# Start of The input
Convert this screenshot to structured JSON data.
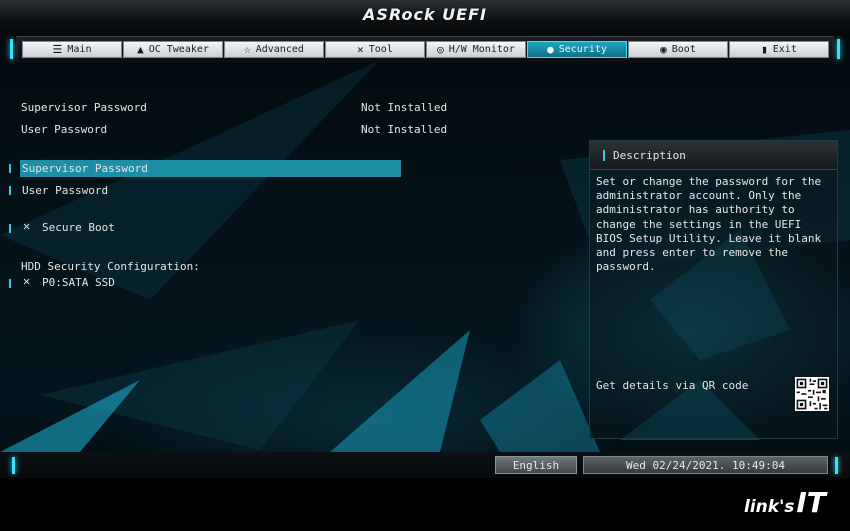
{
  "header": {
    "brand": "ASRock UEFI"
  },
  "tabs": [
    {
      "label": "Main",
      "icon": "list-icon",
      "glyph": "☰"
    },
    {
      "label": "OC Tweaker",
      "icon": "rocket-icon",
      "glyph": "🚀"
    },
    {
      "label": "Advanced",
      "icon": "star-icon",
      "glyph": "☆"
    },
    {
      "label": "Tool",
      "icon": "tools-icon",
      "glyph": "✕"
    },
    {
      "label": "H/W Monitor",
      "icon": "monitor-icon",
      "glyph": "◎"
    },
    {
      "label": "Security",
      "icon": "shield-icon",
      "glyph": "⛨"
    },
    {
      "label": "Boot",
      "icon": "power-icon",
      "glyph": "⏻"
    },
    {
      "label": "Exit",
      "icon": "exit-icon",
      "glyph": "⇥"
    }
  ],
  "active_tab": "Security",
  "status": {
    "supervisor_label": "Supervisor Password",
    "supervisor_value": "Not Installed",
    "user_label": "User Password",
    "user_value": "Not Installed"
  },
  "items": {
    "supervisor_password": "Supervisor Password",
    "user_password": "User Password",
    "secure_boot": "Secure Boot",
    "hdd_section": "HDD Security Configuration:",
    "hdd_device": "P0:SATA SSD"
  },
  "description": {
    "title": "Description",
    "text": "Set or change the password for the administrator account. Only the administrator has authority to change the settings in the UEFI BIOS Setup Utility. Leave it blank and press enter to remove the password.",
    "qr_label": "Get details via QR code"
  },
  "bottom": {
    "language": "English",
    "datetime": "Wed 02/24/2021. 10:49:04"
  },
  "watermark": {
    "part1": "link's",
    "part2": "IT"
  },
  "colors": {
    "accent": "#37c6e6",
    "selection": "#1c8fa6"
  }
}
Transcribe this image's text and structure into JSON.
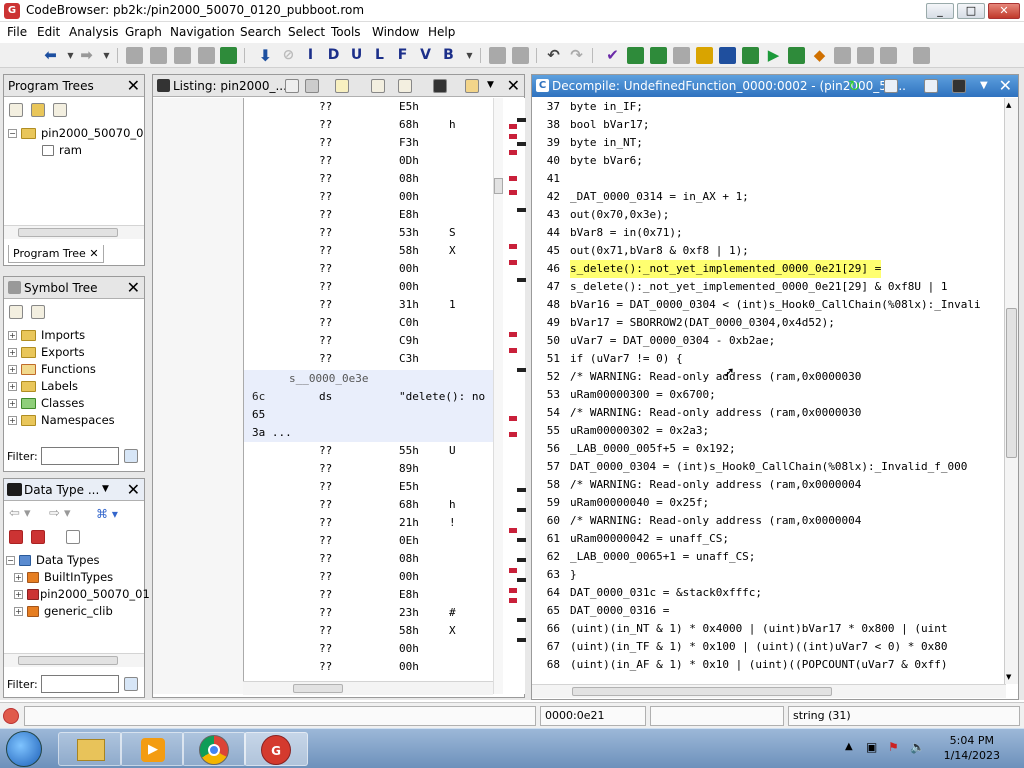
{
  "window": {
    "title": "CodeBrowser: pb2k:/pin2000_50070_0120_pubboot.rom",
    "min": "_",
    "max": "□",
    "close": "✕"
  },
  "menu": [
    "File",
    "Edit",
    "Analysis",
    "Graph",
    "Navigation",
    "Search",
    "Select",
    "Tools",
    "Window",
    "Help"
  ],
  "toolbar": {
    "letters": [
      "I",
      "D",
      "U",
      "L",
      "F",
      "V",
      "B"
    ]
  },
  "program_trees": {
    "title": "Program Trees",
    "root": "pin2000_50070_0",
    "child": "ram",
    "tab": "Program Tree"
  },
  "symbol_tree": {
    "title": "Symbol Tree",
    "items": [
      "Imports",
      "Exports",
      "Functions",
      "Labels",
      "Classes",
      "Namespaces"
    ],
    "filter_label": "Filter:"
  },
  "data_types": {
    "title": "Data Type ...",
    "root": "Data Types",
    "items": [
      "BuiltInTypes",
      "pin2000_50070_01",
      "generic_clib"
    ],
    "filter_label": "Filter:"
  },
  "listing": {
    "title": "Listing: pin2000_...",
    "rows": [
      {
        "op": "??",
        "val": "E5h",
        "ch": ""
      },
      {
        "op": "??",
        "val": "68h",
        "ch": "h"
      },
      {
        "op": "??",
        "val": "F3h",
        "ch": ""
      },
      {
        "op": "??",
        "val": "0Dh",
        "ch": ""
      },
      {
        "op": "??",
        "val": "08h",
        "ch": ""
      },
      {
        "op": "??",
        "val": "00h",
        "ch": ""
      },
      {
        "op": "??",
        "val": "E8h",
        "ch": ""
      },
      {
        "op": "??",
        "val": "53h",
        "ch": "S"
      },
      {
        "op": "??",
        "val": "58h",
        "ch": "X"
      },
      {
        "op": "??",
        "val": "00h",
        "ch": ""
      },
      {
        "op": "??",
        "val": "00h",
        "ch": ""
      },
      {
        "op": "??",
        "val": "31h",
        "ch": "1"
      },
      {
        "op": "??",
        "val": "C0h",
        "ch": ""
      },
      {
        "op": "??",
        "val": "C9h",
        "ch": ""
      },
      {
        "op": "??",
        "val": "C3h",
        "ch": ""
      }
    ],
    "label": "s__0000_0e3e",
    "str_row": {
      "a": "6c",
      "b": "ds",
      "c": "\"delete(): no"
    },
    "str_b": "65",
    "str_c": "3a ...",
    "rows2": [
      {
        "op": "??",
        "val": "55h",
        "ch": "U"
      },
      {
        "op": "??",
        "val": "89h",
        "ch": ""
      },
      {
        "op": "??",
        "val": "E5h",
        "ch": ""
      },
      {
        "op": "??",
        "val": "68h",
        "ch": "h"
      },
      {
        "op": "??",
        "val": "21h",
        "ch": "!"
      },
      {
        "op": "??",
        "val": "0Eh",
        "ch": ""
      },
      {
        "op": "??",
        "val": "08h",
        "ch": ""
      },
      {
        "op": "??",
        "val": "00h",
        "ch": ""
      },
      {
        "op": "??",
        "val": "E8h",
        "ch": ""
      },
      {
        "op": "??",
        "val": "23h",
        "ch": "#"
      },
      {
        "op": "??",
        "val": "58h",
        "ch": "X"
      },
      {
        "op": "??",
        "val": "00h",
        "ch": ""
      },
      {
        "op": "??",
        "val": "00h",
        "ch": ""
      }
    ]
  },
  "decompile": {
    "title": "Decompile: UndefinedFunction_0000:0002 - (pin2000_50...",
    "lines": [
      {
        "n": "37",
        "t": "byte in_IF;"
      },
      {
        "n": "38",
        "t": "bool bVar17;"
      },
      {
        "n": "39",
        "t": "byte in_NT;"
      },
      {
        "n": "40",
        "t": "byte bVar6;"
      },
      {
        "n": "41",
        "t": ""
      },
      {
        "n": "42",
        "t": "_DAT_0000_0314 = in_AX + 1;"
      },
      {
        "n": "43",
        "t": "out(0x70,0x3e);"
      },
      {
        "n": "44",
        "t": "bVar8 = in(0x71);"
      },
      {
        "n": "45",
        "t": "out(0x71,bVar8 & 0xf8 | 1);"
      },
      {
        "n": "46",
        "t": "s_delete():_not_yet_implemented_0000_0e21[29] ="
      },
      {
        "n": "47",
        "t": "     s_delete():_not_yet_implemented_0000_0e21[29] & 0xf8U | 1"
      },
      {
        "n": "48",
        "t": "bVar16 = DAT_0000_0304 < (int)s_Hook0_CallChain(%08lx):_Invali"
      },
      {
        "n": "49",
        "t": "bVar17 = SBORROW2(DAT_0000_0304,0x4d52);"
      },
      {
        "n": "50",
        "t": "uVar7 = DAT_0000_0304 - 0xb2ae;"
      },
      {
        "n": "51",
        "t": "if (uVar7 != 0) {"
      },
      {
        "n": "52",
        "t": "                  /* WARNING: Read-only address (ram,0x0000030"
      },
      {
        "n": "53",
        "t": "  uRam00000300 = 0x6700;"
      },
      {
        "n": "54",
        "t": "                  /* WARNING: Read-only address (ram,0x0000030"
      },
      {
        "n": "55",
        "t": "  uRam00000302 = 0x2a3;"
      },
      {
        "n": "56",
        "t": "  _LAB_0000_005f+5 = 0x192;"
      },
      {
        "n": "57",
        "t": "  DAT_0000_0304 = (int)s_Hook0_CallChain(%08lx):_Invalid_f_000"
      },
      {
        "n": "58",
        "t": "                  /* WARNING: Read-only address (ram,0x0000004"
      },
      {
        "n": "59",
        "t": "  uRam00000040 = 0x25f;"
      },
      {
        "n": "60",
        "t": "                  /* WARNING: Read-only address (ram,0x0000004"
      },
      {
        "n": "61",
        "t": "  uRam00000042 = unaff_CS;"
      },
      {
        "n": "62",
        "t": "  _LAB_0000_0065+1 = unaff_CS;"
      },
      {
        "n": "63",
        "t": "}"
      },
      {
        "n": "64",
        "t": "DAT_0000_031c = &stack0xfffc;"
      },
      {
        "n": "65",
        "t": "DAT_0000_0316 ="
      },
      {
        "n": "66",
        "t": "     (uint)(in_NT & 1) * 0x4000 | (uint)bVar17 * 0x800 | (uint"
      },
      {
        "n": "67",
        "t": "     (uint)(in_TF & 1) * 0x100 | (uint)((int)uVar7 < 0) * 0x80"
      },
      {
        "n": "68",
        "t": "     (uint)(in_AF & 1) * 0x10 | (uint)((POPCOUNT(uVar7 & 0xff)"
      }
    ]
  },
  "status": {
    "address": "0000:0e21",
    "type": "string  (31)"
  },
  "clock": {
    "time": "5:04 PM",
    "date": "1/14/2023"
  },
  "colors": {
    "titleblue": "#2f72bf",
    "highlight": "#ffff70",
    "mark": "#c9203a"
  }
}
# End of The input
# Start of The input
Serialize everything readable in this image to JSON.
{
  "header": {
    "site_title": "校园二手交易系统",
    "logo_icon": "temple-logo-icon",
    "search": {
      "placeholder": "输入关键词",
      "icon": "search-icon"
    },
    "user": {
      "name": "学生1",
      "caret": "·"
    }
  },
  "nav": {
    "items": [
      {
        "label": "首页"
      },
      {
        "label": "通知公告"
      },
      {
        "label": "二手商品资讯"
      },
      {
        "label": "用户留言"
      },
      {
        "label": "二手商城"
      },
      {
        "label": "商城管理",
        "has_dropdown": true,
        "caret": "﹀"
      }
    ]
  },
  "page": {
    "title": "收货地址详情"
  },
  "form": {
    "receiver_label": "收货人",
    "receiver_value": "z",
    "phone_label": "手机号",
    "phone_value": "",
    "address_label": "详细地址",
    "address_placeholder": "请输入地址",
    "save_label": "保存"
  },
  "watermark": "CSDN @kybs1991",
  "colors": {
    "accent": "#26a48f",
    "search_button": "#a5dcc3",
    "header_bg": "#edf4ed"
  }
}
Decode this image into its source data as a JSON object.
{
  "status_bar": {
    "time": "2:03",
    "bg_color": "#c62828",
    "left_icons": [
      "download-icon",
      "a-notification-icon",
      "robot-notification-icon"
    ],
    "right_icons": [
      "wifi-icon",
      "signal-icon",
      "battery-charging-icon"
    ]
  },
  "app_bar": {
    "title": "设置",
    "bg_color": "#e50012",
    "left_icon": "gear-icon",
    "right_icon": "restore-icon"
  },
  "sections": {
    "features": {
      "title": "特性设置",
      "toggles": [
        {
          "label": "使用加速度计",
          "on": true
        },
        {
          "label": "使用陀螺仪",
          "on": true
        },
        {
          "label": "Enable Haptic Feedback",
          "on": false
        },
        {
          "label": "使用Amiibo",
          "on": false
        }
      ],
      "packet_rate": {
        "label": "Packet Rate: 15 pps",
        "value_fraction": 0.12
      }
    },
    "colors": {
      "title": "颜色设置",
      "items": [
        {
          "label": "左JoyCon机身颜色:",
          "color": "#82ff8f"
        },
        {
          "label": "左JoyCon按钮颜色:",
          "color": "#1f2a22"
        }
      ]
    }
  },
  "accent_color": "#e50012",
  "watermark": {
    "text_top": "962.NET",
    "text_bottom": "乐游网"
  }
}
# End of The input
# Start of The input
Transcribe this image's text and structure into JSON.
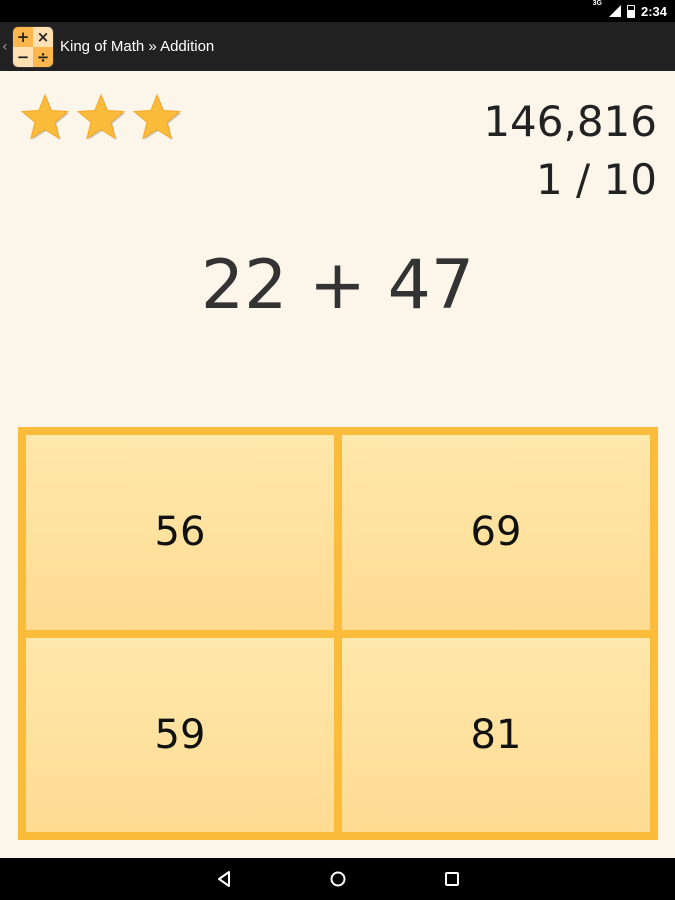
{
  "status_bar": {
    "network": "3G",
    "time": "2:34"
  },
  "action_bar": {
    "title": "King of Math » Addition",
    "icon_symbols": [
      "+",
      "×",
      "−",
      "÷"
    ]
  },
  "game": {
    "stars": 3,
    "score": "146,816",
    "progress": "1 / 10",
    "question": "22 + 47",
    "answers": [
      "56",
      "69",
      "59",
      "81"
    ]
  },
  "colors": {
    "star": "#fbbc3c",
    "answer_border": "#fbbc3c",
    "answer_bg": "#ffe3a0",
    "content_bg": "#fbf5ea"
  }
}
# End of The input
→ Task description:
Go through the records above, find every line with the word "image", and list those lines.

→ Exercise result:
Transcribe this image's text and structure into JSON.
Serialize everything readable in this image to JSON.
Decode this image into its source data as a JSON object.
Transcribe this image's text and structure into JSON.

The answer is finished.